--- DATA TO PROCESS ---
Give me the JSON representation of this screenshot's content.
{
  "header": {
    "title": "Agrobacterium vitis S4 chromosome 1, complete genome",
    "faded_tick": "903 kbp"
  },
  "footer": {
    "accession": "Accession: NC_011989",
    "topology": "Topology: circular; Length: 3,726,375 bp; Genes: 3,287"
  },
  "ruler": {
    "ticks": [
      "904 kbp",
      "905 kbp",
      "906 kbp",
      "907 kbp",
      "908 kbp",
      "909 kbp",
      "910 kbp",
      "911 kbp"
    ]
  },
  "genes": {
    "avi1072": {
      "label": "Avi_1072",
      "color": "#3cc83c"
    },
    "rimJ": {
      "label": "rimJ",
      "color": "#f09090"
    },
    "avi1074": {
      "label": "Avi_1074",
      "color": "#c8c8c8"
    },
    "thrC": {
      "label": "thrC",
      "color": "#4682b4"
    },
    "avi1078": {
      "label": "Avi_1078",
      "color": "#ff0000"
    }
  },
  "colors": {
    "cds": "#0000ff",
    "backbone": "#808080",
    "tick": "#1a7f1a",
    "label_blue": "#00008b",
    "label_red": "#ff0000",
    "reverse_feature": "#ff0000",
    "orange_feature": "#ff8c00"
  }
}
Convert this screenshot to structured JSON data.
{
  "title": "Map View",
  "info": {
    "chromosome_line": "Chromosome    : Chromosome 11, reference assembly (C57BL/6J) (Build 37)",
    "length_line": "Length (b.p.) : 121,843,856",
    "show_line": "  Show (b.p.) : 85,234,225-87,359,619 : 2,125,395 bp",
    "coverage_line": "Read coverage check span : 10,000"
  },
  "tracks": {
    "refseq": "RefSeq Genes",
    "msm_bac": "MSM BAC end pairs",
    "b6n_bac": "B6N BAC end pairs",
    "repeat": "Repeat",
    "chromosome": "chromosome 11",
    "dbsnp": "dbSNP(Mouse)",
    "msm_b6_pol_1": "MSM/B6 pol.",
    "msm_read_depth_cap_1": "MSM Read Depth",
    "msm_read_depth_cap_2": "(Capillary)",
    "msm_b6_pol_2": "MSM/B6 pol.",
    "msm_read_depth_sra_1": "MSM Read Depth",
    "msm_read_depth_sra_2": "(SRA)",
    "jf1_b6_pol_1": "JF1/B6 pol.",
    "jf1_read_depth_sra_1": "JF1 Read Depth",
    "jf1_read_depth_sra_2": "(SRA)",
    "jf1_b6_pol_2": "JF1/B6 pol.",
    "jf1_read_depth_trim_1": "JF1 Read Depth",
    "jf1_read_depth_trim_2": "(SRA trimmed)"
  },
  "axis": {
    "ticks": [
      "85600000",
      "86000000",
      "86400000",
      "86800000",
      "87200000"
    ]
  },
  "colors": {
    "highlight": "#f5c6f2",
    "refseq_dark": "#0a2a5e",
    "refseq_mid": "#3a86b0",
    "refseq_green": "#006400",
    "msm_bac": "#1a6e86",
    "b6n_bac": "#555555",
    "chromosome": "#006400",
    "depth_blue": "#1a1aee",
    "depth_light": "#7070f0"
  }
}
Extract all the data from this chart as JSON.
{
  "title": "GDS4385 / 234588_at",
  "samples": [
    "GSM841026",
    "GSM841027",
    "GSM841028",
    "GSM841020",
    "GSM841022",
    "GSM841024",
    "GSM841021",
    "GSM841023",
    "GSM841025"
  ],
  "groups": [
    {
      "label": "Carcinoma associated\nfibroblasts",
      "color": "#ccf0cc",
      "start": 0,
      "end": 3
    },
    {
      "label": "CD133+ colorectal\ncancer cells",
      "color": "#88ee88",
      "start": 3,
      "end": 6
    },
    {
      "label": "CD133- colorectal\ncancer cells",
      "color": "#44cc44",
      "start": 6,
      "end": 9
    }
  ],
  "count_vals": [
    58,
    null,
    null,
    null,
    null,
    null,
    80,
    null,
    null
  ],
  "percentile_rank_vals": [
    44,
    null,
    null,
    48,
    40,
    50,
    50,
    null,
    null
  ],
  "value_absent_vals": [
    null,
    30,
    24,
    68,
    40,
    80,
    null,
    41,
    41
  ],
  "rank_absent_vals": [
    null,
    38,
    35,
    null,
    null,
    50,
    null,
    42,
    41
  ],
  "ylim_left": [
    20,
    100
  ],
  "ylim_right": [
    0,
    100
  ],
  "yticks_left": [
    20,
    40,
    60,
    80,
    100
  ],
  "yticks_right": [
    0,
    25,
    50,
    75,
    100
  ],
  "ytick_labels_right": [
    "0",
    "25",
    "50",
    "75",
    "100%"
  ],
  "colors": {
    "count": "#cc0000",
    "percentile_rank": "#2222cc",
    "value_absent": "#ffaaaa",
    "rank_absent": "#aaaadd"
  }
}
---
Give only the number of lines in the entries above that hold the string "Length".

2